→ STATED GOAL: Search the material below for the word "text". Copy every line that has it.

→ SUPPLIED MATERIAL:
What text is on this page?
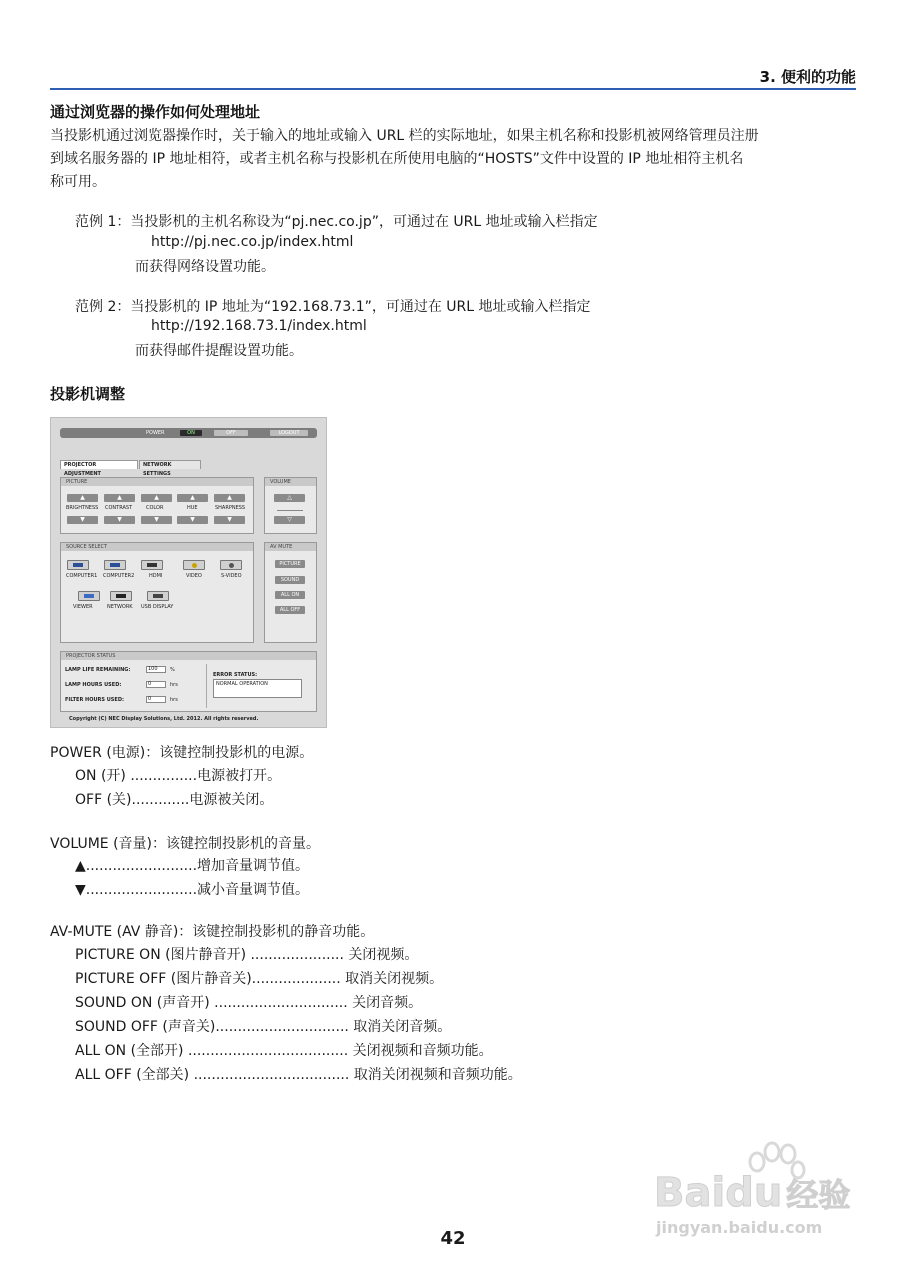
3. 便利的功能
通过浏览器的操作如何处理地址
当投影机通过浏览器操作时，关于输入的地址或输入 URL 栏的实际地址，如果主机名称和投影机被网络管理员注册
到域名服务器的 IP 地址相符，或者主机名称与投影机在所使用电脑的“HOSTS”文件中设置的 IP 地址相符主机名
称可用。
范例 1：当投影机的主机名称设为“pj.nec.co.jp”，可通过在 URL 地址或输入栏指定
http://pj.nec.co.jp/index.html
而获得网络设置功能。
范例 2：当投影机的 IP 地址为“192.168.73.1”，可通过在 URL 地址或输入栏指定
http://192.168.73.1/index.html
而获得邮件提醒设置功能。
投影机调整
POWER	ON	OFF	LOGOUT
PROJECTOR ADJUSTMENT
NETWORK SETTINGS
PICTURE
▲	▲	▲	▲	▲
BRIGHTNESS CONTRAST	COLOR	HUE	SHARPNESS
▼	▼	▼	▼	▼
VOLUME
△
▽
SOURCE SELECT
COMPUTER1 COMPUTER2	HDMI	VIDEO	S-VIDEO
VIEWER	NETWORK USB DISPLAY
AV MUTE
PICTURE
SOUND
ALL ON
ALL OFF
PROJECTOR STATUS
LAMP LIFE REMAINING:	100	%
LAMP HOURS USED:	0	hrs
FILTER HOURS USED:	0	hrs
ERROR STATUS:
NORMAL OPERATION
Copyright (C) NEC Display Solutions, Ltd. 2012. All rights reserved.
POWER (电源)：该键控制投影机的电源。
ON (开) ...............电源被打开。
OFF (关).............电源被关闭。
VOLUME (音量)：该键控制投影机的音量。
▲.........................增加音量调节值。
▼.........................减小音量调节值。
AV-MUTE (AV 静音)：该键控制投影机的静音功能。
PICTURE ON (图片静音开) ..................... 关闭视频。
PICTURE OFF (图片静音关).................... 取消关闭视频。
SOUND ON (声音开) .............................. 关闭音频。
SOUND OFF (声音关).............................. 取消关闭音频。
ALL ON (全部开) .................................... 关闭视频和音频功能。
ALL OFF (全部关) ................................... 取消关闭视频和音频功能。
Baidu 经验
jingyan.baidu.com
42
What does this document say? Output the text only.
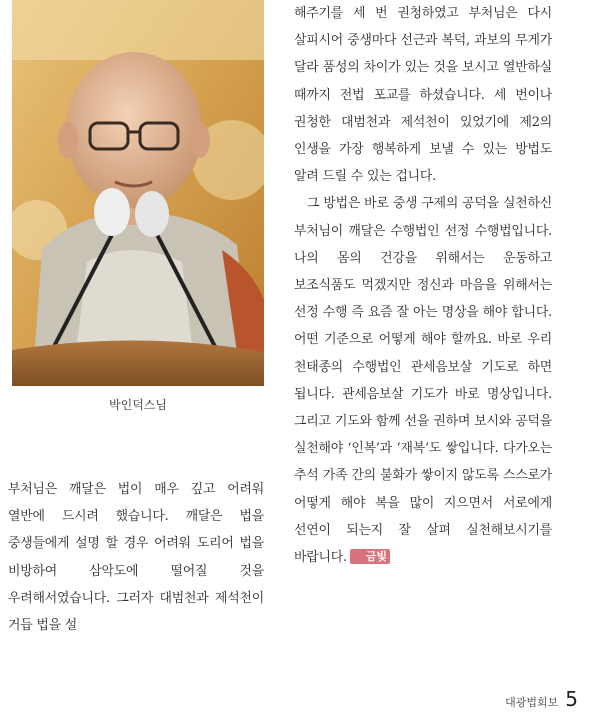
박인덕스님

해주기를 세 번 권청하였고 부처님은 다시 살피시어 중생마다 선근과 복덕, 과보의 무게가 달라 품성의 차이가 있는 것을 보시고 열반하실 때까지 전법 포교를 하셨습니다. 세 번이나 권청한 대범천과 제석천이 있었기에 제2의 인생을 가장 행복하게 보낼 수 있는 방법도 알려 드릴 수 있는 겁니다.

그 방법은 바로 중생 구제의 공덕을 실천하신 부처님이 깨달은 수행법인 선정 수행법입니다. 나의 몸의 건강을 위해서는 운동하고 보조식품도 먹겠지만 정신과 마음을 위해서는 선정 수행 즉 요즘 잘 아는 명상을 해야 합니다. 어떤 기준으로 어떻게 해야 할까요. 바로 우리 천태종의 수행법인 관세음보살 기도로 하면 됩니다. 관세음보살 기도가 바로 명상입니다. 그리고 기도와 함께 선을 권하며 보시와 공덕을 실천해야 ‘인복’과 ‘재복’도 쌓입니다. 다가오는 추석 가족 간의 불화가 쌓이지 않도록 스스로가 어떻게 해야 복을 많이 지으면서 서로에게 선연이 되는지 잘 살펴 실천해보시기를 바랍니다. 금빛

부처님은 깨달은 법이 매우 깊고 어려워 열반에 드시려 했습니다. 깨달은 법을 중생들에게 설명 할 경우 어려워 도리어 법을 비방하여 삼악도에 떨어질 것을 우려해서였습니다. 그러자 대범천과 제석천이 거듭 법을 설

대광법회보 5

→ ANSWER FOR THIS EXERCISE:
What text is on this page?
What does this document say? Output the text only.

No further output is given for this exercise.